AVAILABLE DATA ::

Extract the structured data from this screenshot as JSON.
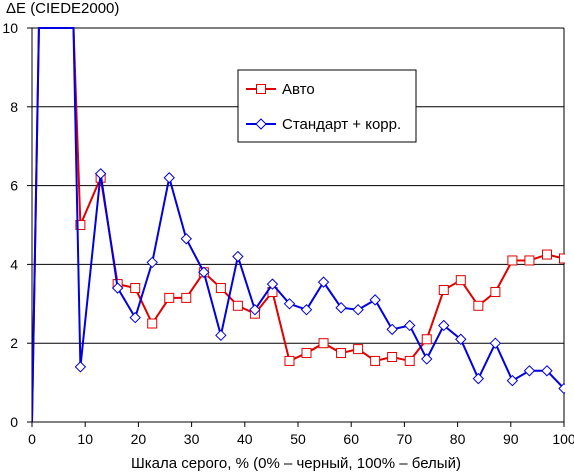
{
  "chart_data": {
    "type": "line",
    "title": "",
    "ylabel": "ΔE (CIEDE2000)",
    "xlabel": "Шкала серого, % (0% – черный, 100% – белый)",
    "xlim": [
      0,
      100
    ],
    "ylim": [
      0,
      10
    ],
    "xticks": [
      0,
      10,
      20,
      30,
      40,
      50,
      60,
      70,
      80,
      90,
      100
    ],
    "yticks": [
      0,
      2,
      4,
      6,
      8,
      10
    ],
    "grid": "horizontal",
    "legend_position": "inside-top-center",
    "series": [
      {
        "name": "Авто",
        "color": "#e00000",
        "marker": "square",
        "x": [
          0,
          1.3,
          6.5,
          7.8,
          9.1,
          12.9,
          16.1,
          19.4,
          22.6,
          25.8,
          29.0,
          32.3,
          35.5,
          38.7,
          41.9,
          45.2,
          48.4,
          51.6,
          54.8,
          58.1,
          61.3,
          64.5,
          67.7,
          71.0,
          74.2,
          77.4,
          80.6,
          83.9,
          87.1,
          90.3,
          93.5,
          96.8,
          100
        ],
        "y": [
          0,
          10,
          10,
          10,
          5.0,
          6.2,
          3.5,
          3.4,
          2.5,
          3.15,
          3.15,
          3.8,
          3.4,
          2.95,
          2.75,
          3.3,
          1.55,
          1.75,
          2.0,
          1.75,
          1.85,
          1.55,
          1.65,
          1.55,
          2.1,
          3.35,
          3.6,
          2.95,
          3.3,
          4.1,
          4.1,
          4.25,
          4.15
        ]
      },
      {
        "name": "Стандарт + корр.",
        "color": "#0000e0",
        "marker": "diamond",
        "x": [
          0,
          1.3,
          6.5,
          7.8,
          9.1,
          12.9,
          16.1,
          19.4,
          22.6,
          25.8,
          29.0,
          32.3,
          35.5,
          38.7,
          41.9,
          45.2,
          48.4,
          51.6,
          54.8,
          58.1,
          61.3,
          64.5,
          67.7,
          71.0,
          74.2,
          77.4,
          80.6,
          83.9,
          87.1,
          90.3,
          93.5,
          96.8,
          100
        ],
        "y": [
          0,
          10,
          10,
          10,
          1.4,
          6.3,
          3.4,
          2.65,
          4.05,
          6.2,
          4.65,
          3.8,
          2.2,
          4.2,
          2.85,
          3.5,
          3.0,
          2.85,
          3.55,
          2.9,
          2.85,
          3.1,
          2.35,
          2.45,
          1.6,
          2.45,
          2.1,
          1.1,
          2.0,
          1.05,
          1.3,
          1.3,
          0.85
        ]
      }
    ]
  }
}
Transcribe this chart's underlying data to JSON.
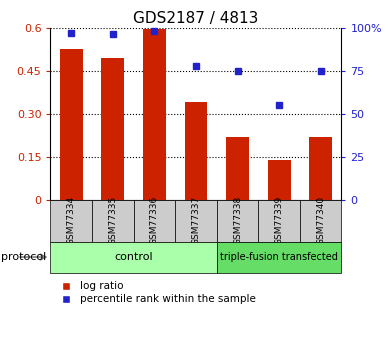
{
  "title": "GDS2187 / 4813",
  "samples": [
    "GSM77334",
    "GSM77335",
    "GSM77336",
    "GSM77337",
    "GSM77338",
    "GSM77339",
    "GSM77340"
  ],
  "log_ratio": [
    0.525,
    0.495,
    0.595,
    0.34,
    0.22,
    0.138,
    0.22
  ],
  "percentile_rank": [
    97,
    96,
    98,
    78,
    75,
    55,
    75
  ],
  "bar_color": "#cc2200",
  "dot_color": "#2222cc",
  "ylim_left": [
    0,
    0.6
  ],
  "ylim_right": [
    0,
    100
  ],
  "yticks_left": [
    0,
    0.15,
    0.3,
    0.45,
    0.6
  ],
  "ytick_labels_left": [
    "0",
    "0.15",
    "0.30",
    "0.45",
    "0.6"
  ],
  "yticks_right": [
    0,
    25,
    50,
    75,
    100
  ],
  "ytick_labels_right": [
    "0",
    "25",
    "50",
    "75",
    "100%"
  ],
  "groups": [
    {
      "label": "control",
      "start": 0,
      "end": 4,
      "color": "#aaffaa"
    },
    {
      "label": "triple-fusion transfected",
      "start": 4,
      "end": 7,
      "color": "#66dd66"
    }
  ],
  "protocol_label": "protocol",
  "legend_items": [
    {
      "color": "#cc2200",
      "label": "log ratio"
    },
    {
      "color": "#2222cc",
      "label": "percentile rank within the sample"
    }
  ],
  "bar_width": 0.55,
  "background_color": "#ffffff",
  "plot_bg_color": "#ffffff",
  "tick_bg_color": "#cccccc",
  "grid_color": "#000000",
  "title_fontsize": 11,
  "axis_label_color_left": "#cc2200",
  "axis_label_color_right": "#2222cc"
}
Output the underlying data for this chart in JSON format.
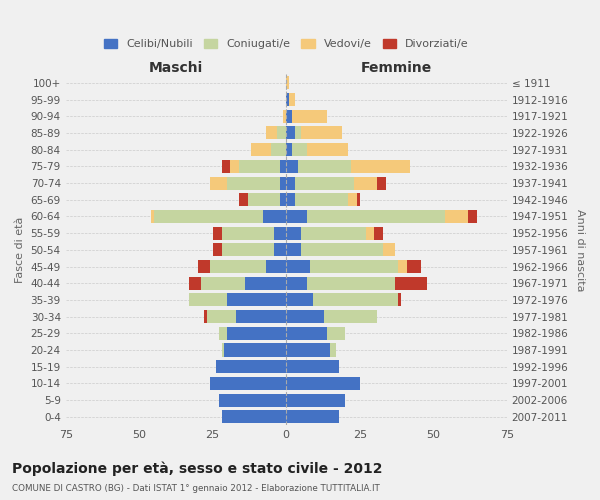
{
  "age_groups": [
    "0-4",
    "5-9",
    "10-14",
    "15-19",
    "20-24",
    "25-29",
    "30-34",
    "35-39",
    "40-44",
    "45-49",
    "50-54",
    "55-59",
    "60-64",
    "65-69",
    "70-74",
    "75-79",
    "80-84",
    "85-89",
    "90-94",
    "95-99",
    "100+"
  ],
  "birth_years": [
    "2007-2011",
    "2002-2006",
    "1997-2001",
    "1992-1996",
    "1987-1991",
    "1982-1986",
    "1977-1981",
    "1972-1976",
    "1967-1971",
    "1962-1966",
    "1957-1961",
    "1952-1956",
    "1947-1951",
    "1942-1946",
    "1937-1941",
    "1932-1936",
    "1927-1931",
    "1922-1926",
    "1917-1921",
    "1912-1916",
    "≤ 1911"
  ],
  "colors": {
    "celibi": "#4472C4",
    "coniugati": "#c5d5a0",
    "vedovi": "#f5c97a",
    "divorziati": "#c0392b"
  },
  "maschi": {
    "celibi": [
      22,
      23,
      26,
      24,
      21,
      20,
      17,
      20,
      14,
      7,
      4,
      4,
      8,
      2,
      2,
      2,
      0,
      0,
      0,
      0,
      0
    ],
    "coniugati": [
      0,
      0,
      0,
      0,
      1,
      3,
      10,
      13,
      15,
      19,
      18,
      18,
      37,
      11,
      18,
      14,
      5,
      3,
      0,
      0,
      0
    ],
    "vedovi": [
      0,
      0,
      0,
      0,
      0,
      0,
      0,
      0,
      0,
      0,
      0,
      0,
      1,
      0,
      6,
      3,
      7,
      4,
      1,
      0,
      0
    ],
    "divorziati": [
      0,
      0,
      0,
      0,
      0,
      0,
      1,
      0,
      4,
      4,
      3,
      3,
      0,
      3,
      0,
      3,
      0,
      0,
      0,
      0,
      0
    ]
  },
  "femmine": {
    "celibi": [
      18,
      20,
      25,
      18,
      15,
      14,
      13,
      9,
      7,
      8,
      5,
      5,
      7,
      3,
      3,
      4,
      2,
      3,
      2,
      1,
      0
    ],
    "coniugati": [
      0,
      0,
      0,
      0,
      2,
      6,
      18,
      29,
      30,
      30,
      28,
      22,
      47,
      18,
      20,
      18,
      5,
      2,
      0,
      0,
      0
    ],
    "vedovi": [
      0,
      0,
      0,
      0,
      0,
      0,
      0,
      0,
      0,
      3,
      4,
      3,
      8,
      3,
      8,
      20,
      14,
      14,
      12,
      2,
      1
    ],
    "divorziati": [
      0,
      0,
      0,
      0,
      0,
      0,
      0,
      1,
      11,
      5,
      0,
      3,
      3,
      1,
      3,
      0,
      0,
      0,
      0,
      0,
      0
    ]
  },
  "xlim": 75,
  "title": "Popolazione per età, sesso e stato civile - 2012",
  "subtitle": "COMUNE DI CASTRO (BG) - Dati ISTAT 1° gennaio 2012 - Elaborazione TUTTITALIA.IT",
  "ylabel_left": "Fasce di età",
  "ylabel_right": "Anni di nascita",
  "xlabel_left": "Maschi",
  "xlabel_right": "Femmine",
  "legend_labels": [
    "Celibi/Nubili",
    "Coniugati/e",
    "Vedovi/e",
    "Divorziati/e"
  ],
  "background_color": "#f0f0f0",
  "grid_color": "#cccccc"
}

WHAT THE EXERCISE ASKS ::
Each line holding the word "JSON" counts once; report the total and nothing else.

TASK ANSWER ::
3